** START OF Stored records **
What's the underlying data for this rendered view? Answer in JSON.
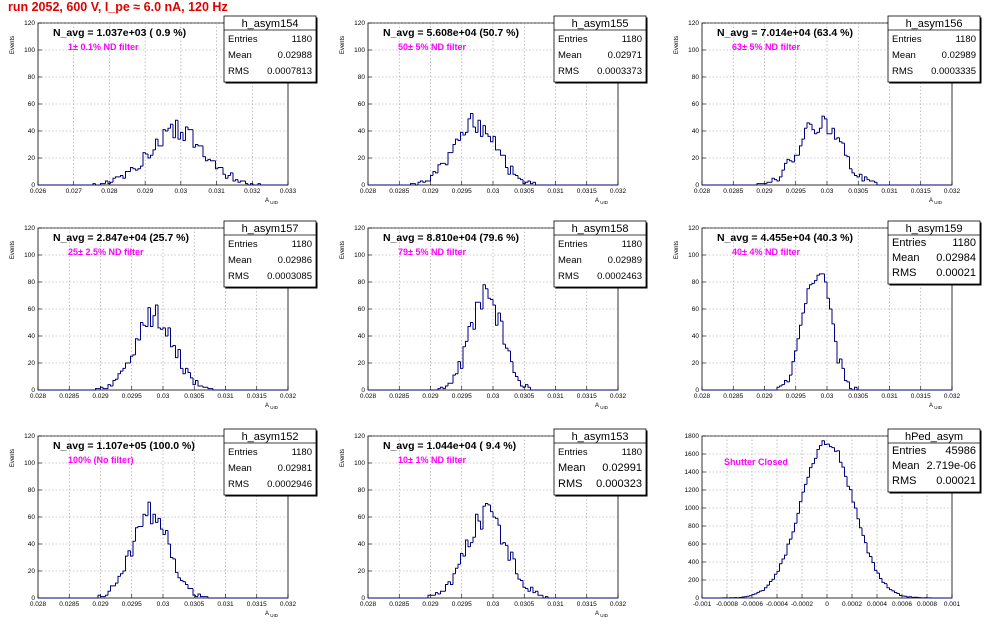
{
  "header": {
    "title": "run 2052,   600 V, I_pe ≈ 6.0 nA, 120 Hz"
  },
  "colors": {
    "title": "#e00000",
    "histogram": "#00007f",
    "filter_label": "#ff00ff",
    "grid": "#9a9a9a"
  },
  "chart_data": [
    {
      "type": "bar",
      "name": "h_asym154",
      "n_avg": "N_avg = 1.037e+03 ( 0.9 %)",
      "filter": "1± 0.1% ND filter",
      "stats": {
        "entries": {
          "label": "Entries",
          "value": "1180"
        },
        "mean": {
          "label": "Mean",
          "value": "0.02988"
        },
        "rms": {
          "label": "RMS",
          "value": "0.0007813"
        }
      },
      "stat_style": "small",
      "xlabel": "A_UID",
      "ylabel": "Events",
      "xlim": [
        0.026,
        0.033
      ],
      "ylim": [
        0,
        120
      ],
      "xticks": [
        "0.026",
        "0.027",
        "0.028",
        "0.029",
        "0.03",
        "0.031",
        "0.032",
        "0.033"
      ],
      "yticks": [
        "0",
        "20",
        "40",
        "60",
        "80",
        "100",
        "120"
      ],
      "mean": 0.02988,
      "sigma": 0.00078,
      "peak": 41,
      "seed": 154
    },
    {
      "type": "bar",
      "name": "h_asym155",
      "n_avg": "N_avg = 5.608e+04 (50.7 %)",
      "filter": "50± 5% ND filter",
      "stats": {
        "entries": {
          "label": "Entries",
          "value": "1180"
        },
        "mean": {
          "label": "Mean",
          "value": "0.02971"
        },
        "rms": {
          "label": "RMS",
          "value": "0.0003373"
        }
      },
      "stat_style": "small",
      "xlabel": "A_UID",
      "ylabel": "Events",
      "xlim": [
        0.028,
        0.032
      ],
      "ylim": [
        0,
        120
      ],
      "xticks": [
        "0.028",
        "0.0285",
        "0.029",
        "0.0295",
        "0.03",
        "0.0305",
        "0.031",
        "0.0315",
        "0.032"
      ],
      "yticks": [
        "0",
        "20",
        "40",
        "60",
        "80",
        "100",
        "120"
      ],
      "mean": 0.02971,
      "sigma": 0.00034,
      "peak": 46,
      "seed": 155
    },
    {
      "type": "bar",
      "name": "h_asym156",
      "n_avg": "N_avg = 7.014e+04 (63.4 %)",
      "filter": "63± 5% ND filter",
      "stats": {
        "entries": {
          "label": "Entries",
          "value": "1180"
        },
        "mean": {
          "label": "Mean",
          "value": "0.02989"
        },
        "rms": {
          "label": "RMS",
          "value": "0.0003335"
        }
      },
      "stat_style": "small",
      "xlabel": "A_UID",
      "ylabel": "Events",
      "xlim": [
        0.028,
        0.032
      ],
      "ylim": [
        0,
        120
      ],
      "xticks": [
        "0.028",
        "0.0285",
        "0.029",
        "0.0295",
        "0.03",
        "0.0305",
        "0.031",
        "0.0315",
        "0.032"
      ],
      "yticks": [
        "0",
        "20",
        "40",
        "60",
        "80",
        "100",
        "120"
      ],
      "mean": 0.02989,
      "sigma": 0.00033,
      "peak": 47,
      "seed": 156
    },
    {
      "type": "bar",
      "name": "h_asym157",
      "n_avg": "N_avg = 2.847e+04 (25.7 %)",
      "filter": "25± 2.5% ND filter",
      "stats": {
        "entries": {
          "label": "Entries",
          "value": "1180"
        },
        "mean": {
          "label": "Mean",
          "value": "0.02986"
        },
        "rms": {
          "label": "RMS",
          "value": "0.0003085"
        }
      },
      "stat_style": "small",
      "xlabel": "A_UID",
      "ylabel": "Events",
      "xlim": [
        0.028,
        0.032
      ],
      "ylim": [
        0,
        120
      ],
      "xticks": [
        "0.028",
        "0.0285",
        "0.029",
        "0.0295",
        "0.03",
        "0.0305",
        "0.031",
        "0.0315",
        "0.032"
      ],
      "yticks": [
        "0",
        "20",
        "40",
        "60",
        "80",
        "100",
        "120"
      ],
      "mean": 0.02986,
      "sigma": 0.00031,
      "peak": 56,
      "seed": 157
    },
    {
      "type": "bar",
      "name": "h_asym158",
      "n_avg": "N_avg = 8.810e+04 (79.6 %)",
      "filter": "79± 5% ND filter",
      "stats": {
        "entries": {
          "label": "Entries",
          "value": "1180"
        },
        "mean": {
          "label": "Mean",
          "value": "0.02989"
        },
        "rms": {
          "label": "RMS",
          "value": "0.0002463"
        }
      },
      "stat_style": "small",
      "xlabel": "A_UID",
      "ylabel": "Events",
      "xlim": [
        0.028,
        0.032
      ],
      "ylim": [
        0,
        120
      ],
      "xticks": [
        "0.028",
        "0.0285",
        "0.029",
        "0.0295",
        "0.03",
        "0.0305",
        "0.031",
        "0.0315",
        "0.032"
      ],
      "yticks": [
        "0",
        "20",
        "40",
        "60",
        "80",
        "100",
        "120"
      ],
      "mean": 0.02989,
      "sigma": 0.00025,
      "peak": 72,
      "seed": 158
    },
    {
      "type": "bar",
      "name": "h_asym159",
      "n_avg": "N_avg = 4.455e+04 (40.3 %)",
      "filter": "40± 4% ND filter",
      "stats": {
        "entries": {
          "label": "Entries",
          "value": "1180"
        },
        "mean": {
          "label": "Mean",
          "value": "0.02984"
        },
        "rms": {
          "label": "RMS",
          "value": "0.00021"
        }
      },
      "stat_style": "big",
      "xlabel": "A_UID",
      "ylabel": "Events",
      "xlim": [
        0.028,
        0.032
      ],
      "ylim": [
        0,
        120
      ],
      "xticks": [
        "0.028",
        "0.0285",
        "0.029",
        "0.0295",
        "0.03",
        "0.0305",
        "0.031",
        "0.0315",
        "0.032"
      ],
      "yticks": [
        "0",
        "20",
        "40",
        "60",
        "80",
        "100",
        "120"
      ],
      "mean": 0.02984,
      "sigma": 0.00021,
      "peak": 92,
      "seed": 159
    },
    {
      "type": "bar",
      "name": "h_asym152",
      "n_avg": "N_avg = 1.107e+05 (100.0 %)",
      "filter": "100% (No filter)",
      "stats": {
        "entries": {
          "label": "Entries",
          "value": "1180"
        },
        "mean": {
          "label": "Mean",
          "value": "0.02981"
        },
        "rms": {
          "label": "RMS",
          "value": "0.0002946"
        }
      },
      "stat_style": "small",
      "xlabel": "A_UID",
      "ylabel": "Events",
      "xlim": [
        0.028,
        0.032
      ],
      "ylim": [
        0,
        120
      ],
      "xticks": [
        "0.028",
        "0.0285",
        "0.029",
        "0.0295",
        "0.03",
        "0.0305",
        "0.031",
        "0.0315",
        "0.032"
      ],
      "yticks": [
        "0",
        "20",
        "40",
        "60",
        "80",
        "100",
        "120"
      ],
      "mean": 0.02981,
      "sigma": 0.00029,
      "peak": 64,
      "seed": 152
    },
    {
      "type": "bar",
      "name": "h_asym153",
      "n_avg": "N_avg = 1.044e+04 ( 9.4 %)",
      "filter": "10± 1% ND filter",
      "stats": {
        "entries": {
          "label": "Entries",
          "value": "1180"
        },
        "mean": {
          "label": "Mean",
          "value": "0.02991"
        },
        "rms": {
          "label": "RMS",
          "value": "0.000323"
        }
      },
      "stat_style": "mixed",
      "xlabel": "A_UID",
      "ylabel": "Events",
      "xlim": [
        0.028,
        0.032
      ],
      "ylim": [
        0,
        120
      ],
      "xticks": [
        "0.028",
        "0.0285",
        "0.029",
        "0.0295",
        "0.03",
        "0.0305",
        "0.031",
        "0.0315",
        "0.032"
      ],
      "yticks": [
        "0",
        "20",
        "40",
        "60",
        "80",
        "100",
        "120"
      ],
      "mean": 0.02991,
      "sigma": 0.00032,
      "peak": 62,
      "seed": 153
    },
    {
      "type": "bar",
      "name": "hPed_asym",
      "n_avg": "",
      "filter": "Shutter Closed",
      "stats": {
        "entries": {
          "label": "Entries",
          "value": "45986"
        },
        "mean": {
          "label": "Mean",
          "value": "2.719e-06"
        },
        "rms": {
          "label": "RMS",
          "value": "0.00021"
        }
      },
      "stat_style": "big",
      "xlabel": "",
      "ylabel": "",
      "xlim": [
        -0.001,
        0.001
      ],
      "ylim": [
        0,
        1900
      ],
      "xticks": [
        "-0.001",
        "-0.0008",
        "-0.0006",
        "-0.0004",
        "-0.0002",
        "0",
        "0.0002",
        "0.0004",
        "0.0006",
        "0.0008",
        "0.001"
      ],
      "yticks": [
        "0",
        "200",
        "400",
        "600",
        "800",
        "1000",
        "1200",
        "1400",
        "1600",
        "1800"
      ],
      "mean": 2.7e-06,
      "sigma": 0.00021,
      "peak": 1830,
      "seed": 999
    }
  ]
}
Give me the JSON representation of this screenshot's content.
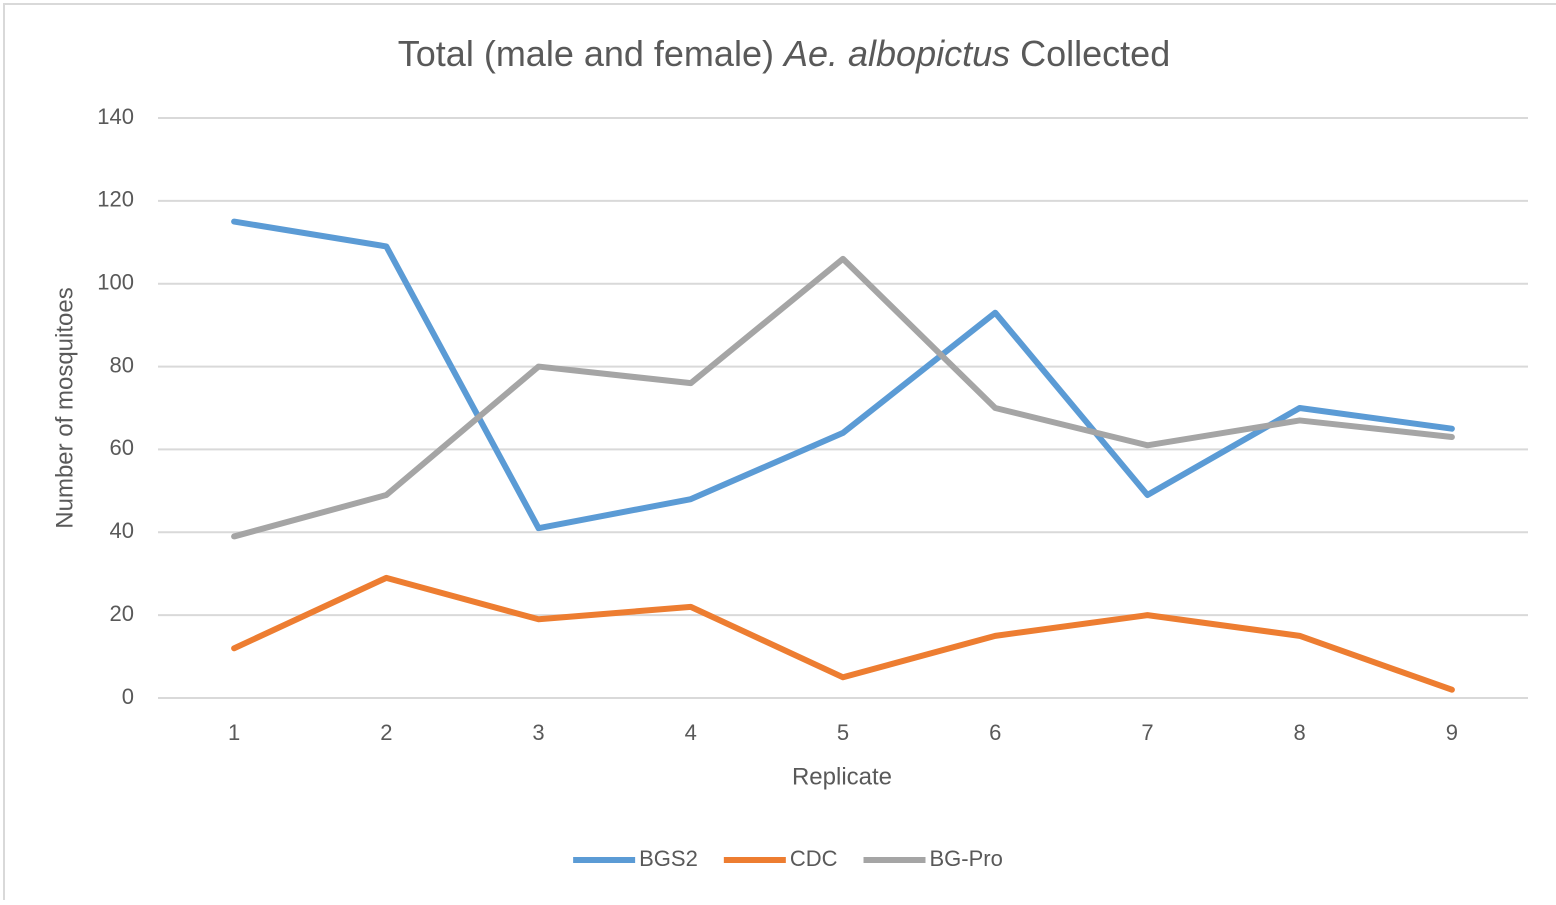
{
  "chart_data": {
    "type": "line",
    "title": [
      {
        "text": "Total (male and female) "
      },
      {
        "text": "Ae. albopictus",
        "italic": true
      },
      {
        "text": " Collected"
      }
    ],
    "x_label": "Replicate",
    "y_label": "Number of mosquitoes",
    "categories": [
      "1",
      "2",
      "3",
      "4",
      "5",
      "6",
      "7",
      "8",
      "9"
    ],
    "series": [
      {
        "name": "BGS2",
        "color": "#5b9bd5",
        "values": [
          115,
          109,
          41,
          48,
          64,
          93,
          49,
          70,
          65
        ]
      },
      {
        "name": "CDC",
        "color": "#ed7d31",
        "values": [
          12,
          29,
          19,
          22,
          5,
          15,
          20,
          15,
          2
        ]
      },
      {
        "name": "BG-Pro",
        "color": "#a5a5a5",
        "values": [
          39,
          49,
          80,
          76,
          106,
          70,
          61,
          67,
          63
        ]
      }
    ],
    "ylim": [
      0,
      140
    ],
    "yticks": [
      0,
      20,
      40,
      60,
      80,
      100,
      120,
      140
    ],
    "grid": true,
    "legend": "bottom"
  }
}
** END OF Stored records **
Reply with one number only: how many lines of the listing hold "sigma"?

9